— Texto selecionado —
★ ★ ★ ★ ★

A Câmara Municipal de Várzea Grande deve votar, na próxima terça-feira (13), um projeto de resolução que propõe a proibição do uso de equipamentos de gravação durante as sessões legislativas e reuniões no plenário. A medida, apresentada por um grupo de vereadores, alega preocupação com a ordem, a segurança e a integridade física dos participantes — além de evitar a suposta distorção na divulgação das atividades internas.
Controle ou proteção?
Pelo texto, a utilização de celulares, filmadoras, microfones de lapela e outros dispositivos de captação de áudio e vídeo ficará restrita não apenas aos parlamentares, mas também a servidores e visitantes. Apenas os registros produzidos pelos canais oficiais da Câmara estarão autorizados, o que levanta questionamentos sobre transparência e controle da narrativa política dentro do Legislativo.

★ ★ ★ ★ ★

— Dados extraídos —
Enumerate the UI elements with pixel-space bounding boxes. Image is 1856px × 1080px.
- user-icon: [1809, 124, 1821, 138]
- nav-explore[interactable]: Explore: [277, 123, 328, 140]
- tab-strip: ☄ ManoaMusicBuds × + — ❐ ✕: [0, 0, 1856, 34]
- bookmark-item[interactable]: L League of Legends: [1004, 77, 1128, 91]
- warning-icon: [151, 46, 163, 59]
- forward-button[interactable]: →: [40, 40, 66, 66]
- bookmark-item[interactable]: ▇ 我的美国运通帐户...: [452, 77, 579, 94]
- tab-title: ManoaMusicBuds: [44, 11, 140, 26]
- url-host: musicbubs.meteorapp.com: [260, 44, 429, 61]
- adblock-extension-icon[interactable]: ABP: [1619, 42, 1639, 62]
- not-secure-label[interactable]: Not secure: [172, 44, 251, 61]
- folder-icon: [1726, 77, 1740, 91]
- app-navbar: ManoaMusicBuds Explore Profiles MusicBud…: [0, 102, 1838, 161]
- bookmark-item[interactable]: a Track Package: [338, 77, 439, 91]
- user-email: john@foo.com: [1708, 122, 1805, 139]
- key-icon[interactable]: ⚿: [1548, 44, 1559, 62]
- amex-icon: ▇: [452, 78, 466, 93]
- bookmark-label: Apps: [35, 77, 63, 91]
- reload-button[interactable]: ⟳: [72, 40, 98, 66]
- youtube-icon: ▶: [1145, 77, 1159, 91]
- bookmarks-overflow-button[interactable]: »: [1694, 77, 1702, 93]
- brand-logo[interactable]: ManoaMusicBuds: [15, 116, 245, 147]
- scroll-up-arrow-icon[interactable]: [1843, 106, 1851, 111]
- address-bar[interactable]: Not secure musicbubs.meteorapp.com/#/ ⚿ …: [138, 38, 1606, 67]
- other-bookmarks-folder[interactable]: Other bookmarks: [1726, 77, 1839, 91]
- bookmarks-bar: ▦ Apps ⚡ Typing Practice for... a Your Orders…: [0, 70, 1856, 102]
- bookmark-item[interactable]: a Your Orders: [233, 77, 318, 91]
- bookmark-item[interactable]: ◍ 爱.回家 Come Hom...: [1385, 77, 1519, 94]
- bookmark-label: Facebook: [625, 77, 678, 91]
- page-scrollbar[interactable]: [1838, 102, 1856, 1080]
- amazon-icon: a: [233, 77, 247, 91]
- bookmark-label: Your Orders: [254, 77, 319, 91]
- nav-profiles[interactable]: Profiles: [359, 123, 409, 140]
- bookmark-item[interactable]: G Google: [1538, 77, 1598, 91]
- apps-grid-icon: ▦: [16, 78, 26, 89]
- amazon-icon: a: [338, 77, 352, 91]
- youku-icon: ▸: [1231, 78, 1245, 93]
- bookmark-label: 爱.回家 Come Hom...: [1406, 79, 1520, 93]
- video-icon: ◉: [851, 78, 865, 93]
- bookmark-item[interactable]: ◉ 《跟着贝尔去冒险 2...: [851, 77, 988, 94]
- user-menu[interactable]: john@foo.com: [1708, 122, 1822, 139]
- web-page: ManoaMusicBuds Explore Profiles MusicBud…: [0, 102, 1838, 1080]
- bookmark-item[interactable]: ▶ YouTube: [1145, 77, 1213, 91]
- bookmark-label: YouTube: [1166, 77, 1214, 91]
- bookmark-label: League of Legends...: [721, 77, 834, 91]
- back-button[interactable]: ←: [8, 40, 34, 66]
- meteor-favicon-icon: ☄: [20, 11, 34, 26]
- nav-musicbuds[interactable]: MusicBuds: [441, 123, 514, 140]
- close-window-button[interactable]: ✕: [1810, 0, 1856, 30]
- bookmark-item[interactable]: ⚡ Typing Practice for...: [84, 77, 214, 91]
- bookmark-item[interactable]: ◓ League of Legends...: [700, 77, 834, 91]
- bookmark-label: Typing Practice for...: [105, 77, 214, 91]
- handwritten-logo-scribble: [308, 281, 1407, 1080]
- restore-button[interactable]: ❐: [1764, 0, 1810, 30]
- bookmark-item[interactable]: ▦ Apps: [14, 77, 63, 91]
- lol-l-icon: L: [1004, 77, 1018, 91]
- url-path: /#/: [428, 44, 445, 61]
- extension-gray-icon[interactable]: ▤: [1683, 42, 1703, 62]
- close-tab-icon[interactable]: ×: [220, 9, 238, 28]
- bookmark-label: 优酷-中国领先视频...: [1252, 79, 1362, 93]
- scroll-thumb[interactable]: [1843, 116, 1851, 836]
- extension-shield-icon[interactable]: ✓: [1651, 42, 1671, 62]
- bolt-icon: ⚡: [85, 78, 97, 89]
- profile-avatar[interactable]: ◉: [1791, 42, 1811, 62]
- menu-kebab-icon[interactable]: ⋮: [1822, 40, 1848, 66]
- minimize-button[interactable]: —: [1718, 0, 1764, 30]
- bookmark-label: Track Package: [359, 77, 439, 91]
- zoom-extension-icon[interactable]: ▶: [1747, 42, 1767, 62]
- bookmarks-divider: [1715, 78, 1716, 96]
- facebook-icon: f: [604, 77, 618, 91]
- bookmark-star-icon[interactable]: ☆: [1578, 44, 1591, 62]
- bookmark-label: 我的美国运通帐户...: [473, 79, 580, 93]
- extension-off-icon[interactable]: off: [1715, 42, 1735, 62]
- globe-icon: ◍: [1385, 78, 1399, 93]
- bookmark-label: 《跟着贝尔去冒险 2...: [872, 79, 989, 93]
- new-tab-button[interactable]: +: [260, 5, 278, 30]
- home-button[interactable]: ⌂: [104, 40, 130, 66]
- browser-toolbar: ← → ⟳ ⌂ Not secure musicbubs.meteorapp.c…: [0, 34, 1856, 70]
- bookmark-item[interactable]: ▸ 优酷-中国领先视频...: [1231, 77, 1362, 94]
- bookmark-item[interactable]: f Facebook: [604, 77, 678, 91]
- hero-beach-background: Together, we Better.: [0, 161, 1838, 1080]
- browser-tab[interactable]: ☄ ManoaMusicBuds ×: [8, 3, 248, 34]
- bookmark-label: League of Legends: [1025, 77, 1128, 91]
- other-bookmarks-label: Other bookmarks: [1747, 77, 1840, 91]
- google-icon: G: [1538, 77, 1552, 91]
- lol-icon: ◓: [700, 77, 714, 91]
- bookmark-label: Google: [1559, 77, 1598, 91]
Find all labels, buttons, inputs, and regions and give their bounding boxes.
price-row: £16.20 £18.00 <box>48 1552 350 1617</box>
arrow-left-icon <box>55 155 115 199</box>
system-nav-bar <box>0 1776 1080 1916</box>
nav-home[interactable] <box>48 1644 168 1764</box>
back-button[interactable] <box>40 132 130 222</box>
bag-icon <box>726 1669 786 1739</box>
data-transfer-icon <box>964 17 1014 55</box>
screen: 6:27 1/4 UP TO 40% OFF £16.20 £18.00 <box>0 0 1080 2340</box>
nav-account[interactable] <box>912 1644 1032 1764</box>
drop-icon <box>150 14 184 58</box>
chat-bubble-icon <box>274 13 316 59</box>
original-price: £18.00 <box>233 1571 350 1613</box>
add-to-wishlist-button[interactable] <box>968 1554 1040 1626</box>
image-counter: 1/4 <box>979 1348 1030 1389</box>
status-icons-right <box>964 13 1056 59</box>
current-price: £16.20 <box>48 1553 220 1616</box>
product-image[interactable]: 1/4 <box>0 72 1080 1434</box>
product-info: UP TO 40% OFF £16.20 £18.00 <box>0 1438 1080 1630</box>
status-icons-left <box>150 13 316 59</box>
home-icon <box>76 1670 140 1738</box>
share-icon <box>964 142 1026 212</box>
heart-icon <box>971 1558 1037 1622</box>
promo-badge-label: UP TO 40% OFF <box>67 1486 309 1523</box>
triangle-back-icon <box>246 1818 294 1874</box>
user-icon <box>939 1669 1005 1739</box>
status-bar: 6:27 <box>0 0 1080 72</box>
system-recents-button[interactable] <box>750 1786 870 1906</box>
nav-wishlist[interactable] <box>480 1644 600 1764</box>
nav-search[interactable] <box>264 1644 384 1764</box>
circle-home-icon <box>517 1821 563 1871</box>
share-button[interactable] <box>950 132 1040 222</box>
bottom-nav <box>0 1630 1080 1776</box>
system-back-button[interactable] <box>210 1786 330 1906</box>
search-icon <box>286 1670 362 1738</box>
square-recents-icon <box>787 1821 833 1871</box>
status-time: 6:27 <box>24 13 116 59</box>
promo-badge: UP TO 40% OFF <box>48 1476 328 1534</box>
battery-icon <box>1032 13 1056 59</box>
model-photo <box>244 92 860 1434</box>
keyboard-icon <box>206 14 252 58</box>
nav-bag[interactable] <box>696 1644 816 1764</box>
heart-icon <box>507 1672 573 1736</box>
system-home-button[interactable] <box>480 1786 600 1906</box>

★ ★ ★ ★ ★

— Tarefas obrigatórias —
**a.** Reescreva o trecho do texto selecionado que vai de "A Câmara Municipal" até "dentro do Legislativo.", substituindo "celulares" por "telefones móveis".
**b.** Responda com base no texto selecionado:
(i) Em que dia a Câmara Municipal de Várzea Grande deve votar o projeto de resolução?
(ii) Por quem a medida foi apresentada?
(iii) Além dos parlamentares, a quem ficará restrito o uso dos dispositivos de captação de áudio e vídeo?

— Resultados em ordem —
**a.**
A Câmara Municipal de Várzea Grande deve votar, na próxima terça-feira (13), um projeto de resolução que propõe a proibição do uso de equipamentos de gravação durante as sessões legislativas e reuniões no plenário. A medida, apresentada por um grupo de vereadores, alega preocupação com a ordem, a segurança e a integridade física dos participantes — além de evitar a suposta distorção na divulgação das atividades internas.
Controle ou proteção?
Pelo texto, a utilização de telefones móveis, filmadoras, microfones de lapela e outros dispositivos de captação de áudio e vídeo ficará restrita não apenas aos parlamentares, mas também a servidores e visitantes. Apenas os registros produzidos pelos canais oficiais da Câmara estarão autorizados, o que levanta questionamentos sobre transparência e controle da narrativa política dentro do Legislativo.

**b.**
(i) Na próxima terça-feira (13).
(ii) Por um grupo de vereadores.
(iii) A servidores e visitantes.